↓
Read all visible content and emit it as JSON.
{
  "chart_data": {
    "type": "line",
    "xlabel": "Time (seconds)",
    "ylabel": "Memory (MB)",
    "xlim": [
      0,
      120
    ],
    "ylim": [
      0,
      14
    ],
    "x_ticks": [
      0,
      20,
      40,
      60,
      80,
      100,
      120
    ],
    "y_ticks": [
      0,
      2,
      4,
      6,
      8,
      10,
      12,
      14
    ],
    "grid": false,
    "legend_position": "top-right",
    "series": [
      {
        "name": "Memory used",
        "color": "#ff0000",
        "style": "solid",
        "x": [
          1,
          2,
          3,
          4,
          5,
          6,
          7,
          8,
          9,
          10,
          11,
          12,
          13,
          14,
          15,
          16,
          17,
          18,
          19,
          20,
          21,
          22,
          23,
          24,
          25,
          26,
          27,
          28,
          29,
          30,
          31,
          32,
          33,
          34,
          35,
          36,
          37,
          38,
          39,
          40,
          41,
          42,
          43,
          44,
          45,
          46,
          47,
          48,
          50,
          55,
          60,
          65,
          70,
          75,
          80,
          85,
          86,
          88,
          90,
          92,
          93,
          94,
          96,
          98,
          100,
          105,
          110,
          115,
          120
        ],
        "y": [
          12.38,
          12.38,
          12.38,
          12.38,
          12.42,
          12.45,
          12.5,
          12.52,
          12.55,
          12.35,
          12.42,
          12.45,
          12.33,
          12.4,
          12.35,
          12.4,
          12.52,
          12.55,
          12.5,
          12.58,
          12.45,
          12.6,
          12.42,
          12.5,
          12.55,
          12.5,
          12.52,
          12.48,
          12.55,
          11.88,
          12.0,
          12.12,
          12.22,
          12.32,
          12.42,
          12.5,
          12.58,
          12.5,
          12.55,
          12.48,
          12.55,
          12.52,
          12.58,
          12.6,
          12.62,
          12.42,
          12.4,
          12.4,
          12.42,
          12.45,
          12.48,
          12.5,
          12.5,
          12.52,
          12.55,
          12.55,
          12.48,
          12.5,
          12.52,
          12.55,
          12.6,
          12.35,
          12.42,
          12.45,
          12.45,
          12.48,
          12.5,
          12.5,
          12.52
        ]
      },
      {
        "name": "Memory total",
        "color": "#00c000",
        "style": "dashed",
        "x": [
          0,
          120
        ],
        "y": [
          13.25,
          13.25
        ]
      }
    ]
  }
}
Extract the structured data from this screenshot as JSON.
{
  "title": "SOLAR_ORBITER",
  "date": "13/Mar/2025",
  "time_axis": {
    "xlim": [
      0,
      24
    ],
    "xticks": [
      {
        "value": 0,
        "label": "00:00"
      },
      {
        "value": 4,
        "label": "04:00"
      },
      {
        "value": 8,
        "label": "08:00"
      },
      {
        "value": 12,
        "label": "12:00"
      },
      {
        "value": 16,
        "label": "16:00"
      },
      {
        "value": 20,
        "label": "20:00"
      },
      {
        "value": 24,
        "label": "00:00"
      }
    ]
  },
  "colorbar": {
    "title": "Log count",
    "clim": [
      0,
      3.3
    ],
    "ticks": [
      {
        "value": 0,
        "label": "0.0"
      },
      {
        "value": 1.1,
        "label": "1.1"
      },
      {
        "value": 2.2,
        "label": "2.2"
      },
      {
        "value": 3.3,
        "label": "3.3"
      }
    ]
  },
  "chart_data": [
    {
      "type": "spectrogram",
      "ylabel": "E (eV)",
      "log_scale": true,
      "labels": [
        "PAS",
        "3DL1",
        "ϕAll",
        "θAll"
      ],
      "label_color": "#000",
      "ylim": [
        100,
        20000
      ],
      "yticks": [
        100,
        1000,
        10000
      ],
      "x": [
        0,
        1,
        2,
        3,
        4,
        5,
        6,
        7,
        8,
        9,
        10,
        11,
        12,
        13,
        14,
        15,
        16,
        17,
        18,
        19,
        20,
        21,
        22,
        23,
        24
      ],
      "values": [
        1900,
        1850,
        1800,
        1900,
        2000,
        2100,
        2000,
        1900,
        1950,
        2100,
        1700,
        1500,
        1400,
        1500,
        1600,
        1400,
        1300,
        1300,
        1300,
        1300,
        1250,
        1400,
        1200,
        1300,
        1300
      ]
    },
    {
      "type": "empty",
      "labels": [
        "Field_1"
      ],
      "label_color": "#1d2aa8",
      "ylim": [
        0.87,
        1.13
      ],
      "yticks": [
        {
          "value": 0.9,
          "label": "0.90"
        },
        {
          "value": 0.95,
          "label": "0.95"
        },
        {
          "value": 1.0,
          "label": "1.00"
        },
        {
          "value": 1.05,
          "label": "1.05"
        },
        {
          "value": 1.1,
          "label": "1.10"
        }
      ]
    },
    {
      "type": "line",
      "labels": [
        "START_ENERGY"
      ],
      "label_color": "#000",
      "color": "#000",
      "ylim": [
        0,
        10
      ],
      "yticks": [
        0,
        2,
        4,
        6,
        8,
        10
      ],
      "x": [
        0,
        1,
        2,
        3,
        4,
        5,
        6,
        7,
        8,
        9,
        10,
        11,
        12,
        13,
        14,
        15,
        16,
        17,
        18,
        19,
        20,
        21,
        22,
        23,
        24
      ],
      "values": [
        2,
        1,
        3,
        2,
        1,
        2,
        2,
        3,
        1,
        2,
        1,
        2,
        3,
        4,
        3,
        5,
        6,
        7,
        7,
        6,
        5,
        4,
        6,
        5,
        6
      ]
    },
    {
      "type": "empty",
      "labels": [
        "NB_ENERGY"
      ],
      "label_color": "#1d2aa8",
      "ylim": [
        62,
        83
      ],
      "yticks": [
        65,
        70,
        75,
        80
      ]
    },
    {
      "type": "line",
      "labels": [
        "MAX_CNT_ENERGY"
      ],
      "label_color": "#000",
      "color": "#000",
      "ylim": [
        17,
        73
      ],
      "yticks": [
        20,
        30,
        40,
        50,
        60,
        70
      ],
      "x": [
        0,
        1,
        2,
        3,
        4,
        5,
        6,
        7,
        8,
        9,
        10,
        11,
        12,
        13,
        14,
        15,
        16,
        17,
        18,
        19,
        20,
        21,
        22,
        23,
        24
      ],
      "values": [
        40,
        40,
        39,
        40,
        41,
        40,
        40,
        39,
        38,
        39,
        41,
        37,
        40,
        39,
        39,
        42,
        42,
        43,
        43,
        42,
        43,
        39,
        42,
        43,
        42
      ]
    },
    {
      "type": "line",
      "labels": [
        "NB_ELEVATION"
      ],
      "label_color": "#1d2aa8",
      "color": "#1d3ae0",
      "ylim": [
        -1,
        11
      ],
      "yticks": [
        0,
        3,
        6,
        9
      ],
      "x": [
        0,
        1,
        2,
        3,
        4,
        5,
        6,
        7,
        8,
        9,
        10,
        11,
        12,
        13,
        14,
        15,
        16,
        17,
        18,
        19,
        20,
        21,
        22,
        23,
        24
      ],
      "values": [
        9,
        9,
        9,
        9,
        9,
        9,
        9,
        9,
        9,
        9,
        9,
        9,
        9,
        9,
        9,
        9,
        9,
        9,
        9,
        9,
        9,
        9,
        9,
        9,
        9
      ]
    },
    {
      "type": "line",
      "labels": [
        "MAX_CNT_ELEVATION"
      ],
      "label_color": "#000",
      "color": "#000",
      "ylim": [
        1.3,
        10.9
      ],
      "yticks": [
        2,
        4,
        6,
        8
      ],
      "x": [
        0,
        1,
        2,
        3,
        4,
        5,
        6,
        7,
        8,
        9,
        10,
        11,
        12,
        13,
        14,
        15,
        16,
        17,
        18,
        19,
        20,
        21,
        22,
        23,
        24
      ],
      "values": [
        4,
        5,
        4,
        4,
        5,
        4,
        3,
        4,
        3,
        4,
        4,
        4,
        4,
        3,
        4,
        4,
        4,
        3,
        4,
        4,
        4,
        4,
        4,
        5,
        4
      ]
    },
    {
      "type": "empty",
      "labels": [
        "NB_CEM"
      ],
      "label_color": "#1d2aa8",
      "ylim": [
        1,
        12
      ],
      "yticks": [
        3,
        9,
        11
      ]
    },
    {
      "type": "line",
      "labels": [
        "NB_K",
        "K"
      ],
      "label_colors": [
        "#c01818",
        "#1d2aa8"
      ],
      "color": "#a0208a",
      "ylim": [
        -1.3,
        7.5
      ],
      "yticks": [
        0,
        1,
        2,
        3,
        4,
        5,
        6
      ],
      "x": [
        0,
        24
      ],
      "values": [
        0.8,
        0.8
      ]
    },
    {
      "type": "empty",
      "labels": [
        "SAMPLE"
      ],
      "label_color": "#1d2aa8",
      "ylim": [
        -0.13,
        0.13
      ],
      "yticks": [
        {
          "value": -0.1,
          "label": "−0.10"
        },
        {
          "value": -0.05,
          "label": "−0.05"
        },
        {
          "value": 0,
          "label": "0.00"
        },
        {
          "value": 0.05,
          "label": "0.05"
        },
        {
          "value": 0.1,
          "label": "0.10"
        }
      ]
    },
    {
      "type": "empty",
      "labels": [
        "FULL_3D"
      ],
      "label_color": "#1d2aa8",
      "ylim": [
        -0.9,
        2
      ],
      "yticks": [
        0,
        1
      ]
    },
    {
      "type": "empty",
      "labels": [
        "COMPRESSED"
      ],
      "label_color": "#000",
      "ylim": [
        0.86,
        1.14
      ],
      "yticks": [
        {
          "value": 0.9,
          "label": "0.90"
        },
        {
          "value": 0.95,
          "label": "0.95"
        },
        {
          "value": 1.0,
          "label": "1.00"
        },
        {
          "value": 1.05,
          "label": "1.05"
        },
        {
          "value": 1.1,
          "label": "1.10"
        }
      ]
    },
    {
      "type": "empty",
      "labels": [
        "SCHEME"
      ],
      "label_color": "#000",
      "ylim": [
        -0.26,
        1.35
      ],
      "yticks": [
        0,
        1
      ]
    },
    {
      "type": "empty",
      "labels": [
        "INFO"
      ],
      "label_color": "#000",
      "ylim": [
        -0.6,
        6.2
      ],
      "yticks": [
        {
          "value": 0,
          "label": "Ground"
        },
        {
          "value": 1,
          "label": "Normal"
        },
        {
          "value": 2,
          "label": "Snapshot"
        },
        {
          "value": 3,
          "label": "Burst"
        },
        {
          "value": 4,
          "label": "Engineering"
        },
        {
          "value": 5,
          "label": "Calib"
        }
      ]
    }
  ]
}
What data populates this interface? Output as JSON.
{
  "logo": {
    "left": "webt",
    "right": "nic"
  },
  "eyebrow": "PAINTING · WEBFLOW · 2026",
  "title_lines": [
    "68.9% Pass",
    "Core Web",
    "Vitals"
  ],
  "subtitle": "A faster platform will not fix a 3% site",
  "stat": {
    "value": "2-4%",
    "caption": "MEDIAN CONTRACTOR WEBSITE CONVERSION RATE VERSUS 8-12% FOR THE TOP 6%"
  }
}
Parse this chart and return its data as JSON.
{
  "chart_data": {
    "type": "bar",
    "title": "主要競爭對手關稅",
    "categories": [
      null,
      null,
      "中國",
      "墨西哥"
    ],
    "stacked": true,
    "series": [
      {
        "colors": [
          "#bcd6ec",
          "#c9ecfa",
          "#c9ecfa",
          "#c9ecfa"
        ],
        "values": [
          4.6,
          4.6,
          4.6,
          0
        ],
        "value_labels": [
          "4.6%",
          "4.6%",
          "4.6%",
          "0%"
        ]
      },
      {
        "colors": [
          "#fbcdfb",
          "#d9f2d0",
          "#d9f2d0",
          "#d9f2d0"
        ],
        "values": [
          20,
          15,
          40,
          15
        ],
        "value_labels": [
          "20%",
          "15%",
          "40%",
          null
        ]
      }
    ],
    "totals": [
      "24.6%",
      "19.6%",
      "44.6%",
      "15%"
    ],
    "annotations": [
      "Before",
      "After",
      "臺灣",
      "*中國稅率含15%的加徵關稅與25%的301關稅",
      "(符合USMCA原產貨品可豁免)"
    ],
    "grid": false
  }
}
↑
[Stated task]:
Find the lines above holding the word "this" and show them.

[Result]:
Extract the structured data from this screenshot as JSON.
What data populates this interface? Output as JSON.
Parse this chart and return its data as JSON.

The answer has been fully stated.